Brano fornito:
---+---
Benzina, rete vendita italiana la piu' capillare d'Europa
Ma meno redditizia per scarsa diffusione attivita' collaterali
16 maggio, 20:31 ROMA - Con 22.900 punti vendita di carburante sparsi in tutto il Paese, la rete italiana e' la piu' capillare tra i paesi europei: il numero di stazioni e' infatti pari ad oltre il doppio di quelle del Regno Unito (8.921) e della Spagna (9.226) e a piu' di un terzo di quelle della Francia (12.522) e della Germania (14.785). Questi dati emergono da uno studio condotto dall'Osservatorio Autopromotec. La rete italiana soffre inoltre di un grado di sviluppo tecnologico e di servizio ancora insufficiente che la rende meno redditizia.
In media in Europa la redditività complessiva del punto vendita è determinata dal 70-80% dalla vendita dei prodotti non oil (servizi, prodotti e prestazioni) e per il 20-30% dai prodotti oil, cioè dai carburanti. In Italia, invece, il modesto peso del non oil sulla redditività fa sì che l'economicità del punto vendita sia determinata principalmente dalle vendite dei carburanti, con le ovvie e note negative conseguenze sul livello dei prezzi. Rispetto alla media europea, infatti, e' ancora troppo scarsa presso le stazioni di servizio nazionali la diffusione delle attività collaterali alla vendita dei carburanti che è presente solo nel 15% della rete distributiva.
Parimenti, è ancora parziale la diffusione del self service (il cosiddetto post-pay nel 33% dei punti vendita). La conseguenza di ciò, come mostra la tabella, è che l'erogato medio italiano di un punto vendita è pari a meno della metà di quello della Francia ed a quasi la metà di quello della Germania.
---+---
Dati grezzi:
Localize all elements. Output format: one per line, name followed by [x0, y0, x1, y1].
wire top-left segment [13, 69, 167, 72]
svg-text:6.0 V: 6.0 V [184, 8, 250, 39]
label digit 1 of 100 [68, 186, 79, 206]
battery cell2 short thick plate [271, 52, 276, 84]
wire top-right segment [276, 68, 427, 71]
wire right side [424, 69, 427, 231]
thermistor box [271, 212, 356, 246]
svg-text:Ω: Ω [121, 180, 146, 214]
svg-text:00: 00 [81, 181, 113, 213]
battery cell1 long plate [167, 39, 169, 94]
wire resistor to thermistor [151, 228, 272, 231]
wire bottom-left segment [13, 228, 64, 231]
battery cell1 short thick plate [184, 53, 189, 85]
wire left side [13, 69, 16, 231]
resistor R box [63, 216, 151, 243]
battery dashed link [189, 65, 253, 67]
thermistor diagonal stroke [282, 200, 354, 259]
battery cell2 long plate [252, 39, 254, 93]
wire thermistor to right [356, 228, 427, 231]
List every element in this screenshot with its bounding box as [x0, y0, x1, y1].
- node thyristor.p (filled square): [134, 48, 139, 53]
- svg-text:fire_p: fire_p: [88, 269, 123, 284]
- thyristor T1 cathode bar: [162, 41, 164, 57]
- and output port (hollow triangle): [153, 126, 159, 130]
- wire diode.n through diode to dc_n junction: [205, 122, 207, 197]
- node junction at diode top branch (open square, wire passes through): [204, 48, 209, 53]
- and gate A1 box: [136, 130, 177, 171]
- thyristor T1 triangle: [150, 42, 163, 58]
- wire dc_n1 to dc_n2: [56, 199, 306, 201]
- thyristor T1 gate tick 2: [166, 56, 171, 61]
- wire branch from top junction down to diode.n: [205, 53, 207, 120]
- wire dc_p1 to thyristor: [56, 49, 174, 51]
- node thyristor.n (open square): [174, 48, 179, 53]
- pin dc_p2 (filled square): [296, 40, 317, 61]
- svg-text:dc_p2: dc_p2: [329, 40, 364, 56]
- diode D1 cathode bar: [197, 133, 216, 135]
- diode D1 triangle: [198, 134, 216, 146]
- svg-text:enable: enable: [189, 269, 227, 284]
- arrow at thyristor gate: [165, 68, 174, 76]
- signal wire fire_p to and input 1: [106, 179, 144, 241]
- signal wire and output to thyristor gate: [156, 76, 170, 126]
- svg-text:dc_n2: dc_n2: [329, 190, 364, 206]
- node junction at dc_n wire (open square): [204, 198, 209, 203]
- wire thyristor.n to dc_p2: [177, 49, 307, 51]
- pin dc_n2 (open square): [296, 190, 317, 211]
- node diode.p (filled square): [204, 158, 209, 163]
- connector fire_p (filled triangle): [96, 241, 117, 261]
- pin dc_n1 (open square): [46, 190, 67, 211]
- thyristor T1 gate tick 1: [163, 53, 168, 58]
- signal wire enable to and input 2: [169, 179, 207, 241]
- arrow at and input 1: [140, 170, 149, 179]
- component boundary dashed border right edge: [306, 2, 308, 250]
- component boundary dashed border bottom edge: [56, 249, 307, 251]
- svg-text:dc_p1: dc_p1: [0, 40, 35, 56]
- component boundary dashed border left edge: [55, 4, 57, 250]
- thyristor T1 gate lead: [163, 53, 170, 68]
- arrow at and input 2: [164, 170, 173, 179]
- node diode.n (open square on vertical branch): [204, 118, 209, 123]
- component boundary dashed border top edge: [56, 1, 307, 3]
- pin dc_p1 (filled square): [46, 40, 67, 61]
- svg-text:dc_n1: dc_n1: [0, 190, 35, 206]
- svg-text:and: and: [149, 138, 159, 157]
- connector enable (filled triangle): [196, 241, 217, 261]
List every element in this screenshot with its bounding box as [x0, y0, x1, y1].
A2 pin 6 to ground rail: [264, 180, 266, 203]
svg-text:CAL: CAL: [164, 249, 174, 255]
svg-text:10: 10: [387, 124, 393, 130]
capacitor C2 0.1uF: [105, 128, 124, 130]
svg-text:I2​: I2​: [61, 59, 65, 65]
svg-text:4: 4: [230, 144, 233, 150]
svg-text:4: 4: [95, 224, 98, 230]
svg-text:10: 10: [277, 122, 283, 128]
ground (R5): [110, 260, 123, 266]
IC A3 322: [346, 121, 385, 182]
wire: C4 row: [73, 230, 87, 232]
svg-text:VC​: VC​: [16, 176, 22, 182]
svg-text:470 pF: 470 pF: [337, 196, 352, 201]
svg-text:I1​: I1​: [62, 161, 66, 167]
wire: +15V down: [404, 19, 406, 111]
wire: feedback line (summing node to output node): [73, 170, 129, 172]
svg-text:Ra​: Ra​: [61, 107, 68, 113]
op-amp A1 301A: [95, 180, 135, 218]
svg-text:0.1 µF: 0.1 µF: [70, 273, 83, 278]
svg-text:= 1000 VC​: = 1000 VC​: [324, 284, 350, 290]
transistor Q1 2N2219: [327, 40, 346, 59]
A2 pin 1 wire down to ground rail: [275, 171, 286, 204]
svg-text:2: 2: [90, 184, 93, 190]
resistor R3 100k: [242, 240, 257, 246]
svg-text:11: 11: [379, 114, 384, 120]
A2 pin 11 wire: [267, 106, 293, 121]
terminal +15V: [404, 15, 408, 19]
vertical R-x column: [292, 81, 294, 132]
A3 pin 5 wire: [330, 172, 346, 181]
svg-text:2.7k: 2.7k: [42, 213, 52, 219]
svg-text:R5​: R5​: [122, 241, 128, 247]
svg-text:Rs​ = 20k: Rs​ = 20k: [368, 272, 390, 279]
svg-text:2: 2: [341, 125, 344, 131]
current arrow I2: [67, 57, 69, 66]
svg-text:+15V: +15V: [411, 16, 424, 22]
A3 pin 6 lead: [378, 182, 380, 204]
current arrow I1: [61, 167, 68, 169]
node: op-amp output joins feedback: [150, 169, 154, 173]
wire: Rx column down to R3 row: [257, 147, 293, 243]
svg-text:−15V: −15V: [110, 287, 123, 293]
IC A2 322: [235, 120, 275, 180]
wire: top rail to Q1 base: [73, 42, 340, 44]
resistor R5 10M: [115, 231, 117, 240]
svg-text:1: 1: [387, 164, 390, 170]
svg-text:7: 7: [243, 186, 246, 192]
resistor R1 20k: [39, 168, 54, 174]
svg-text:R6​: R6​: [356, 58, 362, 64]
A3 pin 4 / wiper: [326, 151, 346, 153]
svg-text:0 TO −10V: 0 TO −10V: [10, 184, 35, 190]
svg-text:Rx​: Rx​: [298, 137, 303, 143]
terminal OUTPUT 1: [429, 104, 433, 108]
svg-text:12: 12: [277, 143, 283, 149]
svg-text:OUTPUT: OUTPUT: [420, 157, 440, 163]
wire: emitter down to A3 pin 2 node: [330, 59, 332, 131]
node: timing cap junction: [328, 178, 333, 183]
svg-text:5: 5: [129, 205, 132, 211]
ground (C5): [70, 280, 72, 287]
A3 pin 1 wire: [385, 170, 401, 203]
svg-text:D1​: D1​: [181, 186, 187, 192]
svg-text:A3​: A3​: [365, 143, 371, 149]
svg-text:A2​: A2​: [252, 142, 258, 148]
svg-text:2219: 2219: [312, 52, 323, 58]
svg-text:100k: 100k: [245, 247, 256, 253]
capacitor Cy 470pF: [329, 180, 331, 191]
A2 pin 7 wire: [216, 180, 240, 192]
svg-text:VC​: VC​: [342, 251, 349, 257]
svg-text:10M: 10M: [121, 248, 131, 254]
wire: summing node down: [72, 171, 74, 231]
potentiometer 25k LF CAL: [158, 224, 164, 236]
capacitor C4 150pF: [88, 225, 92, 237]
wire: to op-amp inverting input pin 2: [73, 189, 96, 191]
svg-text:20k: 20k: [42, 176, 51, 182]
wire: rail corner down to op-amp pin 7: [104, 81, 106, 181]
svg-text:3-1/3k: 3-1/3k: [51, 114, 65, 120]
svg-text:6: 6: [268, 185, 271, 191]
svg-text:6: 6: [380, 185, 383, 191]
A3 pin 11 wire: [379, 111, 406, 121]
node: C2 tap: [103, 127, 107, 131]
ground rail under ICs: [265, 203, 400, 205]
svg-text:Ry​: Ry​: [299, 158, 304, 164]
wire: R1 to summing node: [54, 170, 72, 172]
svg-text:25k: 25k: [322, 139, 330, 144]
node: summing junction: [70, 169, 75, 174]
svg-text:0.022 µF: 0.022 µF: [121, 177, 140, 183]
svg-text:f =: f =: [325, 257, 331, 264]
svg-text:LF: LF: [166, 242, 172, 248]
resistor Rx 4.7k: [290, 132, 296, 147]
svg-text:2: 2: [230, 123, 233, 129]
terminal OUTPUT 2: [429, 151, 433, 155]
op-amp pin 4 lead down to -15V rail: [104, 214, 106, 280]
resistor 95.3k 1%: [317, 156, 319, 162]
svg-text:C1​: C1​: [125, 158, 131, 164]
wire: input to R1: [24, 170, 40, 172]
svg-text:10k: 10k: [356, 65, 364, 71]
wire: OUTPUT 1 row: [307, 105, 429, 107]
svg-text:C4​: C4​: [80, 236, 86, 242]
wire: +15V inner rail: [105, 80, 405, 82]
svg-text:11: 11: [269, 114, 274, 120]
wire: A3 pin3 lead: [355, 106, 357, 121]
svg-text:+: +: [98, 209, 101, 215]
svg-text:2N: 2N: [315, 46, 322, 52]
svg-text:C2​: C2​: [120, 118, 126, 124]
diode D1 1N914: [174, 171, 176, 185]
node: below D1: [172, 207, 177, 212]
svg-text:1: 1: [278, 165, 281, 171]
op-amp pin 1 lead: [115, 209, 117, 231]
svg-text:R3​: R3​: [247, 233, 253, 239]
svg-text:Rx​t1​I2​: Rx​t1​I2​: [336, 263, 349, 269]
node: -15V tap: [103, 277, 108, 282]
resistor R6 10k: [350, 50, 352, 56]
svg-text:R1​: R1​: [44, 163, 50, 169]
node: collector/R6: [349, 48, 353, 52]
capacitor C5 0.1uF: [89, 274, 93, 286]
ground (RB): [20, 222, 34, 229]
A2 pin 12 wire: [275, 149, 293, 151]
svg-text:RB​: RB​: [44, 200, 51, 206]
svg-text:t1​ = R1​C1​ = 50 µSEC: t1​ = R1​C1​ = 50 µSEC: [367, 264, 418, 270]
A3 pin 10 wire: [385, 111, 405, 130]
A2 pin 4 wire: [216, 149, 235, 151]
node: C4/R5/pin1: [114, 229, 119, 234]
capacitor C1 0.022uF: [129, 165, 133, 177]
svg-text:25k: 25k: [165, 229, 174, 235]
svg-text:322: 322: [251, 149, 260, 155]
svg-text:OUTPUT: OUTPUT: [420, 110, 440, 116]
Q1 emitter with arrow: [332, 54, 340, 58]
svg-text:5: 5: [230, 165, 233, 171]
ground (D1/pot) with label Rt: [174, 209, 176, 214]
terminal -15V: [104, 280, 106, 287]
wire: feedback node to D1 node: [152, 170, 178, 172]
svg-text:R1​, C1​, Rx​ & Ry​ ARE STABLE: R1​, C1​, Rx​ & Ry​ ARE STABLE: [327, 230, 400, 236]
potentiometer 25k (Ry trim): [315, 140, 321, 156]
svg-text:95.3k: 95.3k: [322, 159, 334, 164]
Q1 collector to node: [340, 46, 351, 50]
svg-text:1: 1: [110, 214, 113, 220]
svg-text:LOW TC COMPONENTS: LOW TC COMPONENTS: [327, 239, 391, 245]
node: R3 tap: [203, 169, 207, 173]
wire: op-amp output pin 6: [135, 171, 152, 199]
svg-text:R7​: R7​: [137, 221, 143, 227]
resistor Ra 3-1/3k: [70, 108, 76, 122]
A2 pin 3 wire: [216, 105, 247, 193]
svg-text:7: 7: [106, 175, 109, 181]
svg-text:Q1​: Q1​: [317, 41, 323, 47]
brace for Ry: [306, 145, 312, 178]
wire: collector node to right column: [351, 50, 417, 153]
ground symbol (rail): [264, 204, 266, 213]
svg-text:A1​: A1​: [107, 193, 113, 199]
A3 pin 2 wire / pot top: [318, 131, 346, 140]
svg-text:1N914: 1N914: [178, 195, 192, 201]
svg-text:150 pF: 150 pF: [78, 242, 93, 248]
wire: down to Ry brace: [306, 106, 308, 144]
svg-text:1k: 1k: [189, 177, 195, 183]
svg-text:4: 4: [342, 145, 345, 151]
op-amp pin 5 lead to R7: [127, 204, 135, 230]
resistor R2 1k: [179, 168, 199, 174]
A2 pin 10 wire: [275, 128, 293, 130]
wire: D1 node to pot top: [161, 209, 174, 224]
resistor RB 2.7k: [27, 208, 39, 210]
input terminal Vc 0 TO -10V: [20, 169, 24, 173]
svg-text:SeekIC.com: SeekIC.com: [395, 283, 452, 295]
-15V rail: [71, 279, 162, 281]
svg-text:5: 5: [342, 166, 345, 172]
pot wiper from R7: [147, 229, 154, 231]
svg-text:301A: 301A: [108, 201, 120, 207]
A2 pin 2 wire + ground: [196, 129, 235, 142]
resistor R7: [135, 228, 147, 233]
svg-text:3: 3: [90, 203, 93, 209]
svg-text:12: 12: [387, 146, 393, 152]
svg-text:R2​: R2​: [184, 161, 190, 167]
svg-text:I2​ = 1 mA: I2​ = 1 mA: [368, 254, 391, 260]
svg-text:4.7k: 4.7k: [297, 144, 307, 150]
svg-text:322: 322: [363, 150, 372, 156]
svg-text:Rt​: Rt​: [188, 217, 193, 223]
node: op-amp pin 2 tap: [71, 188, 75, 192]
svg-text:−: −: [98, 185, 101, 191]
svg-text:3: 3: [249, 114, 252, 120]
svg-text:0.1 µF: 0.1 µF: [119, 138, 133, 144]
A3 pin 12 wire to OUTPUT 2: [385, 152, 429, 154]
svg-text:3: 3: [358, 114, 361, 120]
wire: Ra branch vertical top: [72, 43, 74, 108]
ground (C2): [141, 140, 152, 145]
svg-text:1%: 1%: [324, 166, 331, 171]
---+---
Istruzioni di lavoro:
Ricopia fedelmente la parte del brano sulla rete italiana dei carburanti che inizia con "Parimenti, è ancora" e prosegue fino a "quello della Germania.".

Risposta all'esercizio:
Parimenti, è ancora parziale la diffusione del self service (il cosiddetto post-pay nel 33% dei punti vendita). La conseguenza di ciò, come mostra la tabella, è che l'erogato medio italiano di un punto vendita è pari a meno della metà di quello della Francia ed a quasi la metà di quello della Germania.